[Begin Records to use]

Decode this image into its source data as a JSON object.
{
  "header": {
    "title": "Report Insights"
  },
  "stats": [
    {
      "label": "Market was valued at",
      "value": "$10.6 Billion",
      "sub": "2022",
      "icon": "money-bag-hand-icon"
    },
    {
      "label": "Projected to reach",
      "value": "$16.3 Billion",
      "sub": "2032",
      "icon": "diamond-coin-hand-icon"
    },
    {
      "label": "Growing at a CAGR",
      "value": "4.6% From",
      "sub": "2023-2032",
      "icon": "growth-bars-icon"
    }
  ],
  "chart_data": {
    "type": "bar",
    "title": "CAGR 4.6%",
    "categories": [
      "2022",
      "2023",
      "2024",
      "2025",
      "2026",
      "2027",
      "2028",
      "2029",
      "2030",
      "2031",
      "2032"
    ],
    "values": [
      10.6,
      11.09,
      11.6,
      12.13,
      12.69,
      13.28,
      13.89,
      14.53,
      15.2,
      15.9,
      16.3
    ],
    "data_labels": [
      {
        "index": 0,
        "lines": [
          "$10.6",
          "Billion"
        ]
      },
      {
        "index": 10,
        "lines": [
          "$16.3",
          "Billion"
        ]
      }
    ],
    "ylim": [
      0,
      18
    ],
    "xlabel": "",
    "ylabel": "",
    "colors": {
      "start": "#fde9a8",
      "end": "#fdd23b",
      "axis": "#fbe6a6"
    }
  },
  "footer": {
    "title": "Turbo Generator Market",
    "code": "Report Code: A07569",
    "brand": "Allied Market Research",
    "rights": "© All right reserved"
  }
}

[End Records to use]

- Exercise objective
The lines above should be duplicated exactly.

- Output of the exercise
Decode this image into its source data as a JSON object.
{
  "header": {
    "title": "Report Insights"
  },
  "stats": [
    {
      "label": "Market was valued at",
      "value": "$10.6 Billion",
      "sub": "2022",
      "icon": "money-bag-hand-icon"
    },
    {
      "label": "Projected to reach",
      "value": "$16.3 Billion",
      "sub": "2032",
      "icon": "diamond-coin-hand-icon"
    },
    {
      "label": "Growing at a CAGR",
      "value": "4.6% From",
      "sub": "2023-2032",
      "icon": "growth-bars-icon"
    }
  ],
  "chart_data": {
    "type": "bar",
    "title": "CAGR 4.6%",
    "categories": [
      "2022",
      "2023",
      "2024",
      "2025",
      "2026",
      "2027",
      "2028",
      "2029",
      "2030",
      "2031",
      "2032"
    ],
    "values": [
      10.6,
      11.09,
      11.6,
      12.13,
      12.69,
      13.28,
      13.89,
      14.53,
      15.2,
      15.9,
      16.3
    ],
    "data_labels": [
      {
        "index": 0,
        "lines": [
          "$10.6",
          "Billion"
        ]
      },
      {
        "index": 10,
        "lines": [
          "$16.3",
          "Billion"
        ]
      }
    ],
    "ylim": [
      0,
      18
    ],
    "xlabel": "",
    "ylabel": "",
    "colors": {
      "start": "#fde9a8",
      "end": "#fdd23b",
      "axis": "#fbe6a6"
    }
  },
  "footer": {
    "title": "Turbo Generator Market",
    "code": "Report Code: A07569",
    "brand": "Allied Market Research",
    "rights": "© All right reserved"
  }
}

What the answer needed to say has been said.